== Objectif du travail ==
Répondez aux questions suivantes d'après l'extrait à lire.
(a) Qu'est-ce que François Ier envoya en secret à Soliman le soir même de Pavie ?
(b) À qui remontaient les relations entre la France et la Turquie ?
(c) D'après le passage du 5 janvier 1920, quelle influence la présence à Constantinople exerçait-elle sur le gouvernement du sultan ?

== Extrait à lire ==
==========
Histoire de France, chapitre VIII : "François Ier et Henri II : la France échappe à l'hégémonie de l'empire germanique", Paris, Arthème Fayard, 1924 :

"Pour se défendre contre la puissance germanique, la France devra toujours chercher des alliés dans l’Europe centrale et dans l’Europe orientale. Les princes protestants, les Turcs étaient des auxiliaires qui s’offraient. Une politique, celle de l’équilibre, s’ébaucha.

Le soir même de Pavie, François Ier, en secret, avait envoyé sa bague à Soliman. Le sultan et son ministre Ibrahim comprirent ce signe. Les relations entre la France et la Turquie étaient anciennes. Elles dataient de Jacques Cœur et de Charles VII. Mais c’étaient des relations d’affaires. Devenir l’allié des Turcs pour que le roi franchît un tel pas, il fallait la nécessité. « Les Turcs occupent l’Empereur et font la sûreté de tous les princes », disait François Ier aux Vénitiens. Il ira encore plus loin puisqu’il lancera contre son ennemi jusqu’aux pirates d’Alger. Cette alliance avec l’Infidèle, c’était cependant la fin de l’idée de chrétienté. Dans la mesure où elle avait existé, où elle avait pu survivre à tant de guerres entre les nations d’Europe, la conception de la République chrétienne était abolie. Elle l’était par le germanisme lui-même qui posait à la France une question de vie ou de mort, lui ordonnait de se défendre. Cette guerre était le commencement des guerres inexpiables où la vieille Europe viendrait tant de fois s’engloutir pour de nouvelles métamorphoses. Le roi Très Chrétien envoyait sa bague à Soliman. Mais bientôt (car la répudiation par François Ier de l’inacceptable traité de Madrid avait rouvert les hostilités), Charles Quint, Majesté Catholique, livrait Rome à ses troupes bigarrées, à ses Vandales et à ses Goths. Le sac de la Ville Eternelle, où le connétable de Bourbon, inoubliable figure du renégat de son pays, trouva la mort, effraya l’Europe comme un présage (1527). Peut-être la chrétienté, lointain souvenir de l’unité romaine, était-elle déjà une illusion. Elle ne fut plus qu’une chimère."


"Le péril asiatique", L'Action française, 5 janvier 1920 :

"Ce qui a été vrai du tsar l'est du sultan et dans une mesure presque égale. Le tsarisme, en Russie, représentait la seule forme connue de gouvernement européen. Le gouvernement de Constantinople, par une longue fréquentation de l'Occident, s'était européanisé. Sa présence à Constantinople exerçait sur lui et sur les musulmans en général une influence modératrice. Que gagnerons-nous, tous tant que nous sommes, Anglais aussi bien que Français, à ne plus avoir, au lieu des sultans et de leurs vizirs, familiarisés par des siècles de diplomatie, que des tribus anarchiques, soulevées par des passions nationales et religieuses et retombées dans la barbarie ?
==========
== Données extraites ==
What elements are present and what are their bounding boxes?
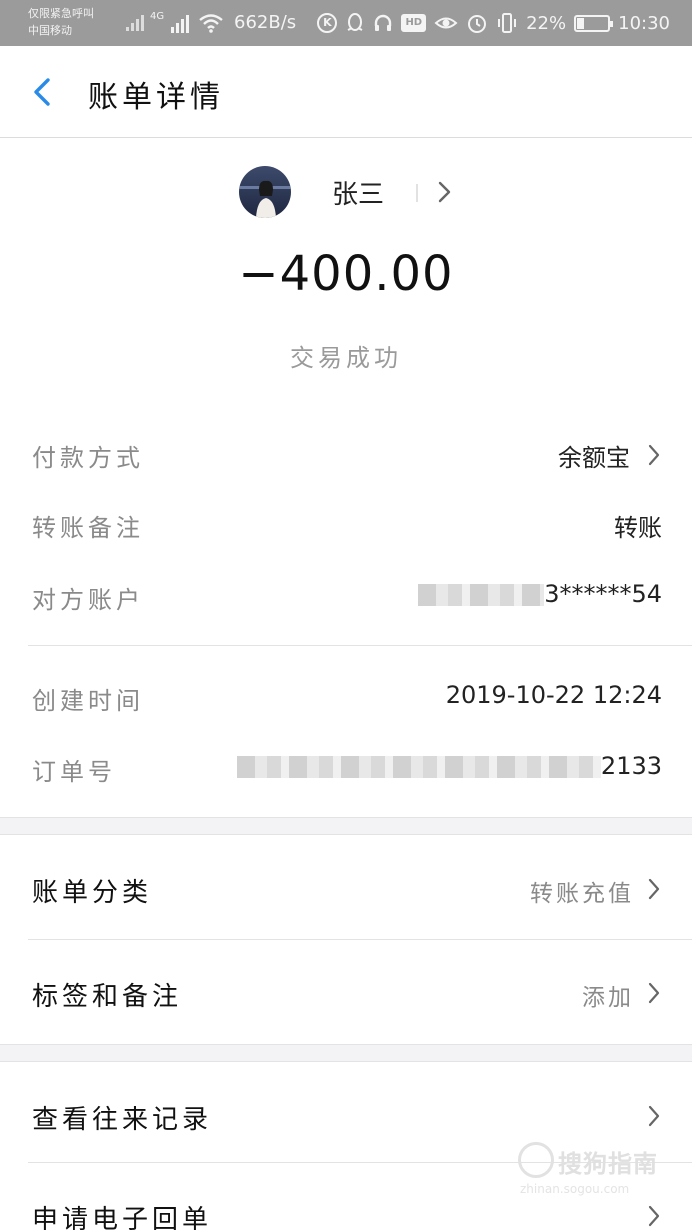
payment-method-label: 付款方式 [32,444,144,472]
status-bar: 仅限紧急呼叫 中国移动 4G 662B/s K HD 22% 10:30 [0,0,692,46]
payment-method-value: 余额宝 [558,444,630,472]
remark-label: 转账备注 [32,514,144,542]
alarm-icon [468,15,487,33]
remark-row: 转账备注 转账 [0,500,692,550]
tags-remarks-label: 标签和备注 [32,982,183,1012]
tags-remarks-value: 添加 [582,985,634,1011]
k-app-icon: K [317,13,338,33]
network-type-label: 4G [150,11,165,22]
status-icons: K HD 22% 10:30 [317,9,670,37]
bill-category-value: 转账充值 [530,881,634,907]
blurred-account-prefix [418,584,545,606]
watermark-text: 搜狗指南 [558,1150,658,1178]
eye-icon [434,17,458,29]
chevron-right-icon [648,982,660,1004]
carrier-name: 中国移动 [28,24,72,37]
hd-icon: HD [401,14,427,32]
tags-remarks-row[interactable]: 标签和备注 添加 [0,940,692,1044]
headphones-icon [375,14,392,31]
remark-value: 转账 [614,514,662,542]
payee-name[interactable]: 张三 [332,174,384,211]
back-arrow-icon[interactable] [26,74,60,110]
order-number-value: 2133 [600,752,662,780]
clock: 10:30 [618,12,670,34]
created-time-value: 2019-10-22 12:24 [445,681,662,709]
sogou-logo-icon [518,1142,554,1178]
battery-fill [577,17,585,29]
order-number-row: 订单号 2133 [0,744,692,794]
payment-method-row[interactable]: 付款方式 余额宝 [0,430,692,480]
section-divider [28,645,692,646]
carrier-info: 仅限紧急呼叫 中国移动 [28,5,120,39]
chevron-right-icon [648,878,660,900]
bill-category-label: 账单分类 [32,878,153,908]
no-sim-signal-icon [126,15,144,31]
account-value: 3******54 [544,580,662,608]
order-number-wrapper: 2133 [236,752,662,780]
blurred-order-prefix [236,756,601,778]
page-title: 账单详情 [88,80,224,115]
e-receipt-label: 申请电子回单 [32,1205,213,1230]
signal-strength-icon [171,15,190,33]
chevron-right-icon [648,1105,660,1127]
payee-separator [416,184,418,202]
account-value-wrapper: 3******54 [418,580,662,608]
payee-avatar[interactable] [239,166,291,218]
watermark-url: zhinan.sogou.com [520,1182,630,1196]
signal-group: 4G [124,10,224,36]
section-gap [0,1044,692,1062]
bill-category-row[interactable]: 账单分类 转账充值 [0,836,692,940]
account-row: 对方账户 3******54 [0,572,692,622]
vibrate-icon [498,13,517,33]
nav-header: 账单详情 [0,46,692,138]
battery-icon [574,14,614,32]
transaction-amount: −400.00 [238,246,454,302]
qq-icon [347,13,363,31]
section-gap [0,817,692,835]
view-history-label: 查看往来记录 [32,1105,213,1135]
sogou-watermark: 搜狗指南 zhinan.sogou.com [514,1138,674,1210]
account-label: 对方账户 [32,586,144,614]
chevron-right-icon[interactable] [434,177,454,207]
wifi-icon [199,14,223,33]
battery-percent: 22% [526,12,567,34]
chevron-right-icon [648,444,660,466]
transaction-status: 交易成功 [290,344,402,372]
created-time-label: 创建时间 [32,687,144,715]
avatar-image [239,166,291,218]
carrier-emergency-text: 仅限紧急呼叫 [28,7,94,20]
order-number-label: 订单号 [32,758,116,786]
net-speed: 662B/s [234,12,297,33]
created-time-row: 创建时间 2019-10-22 12:24 [0,673,692,723]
==========
== Réponse attendue ==
(a) Sa bague.
(b) À Jacques Cœur et à Charles VII.
(c) Une influence modératrice, sur lui et sur les musulmans en général.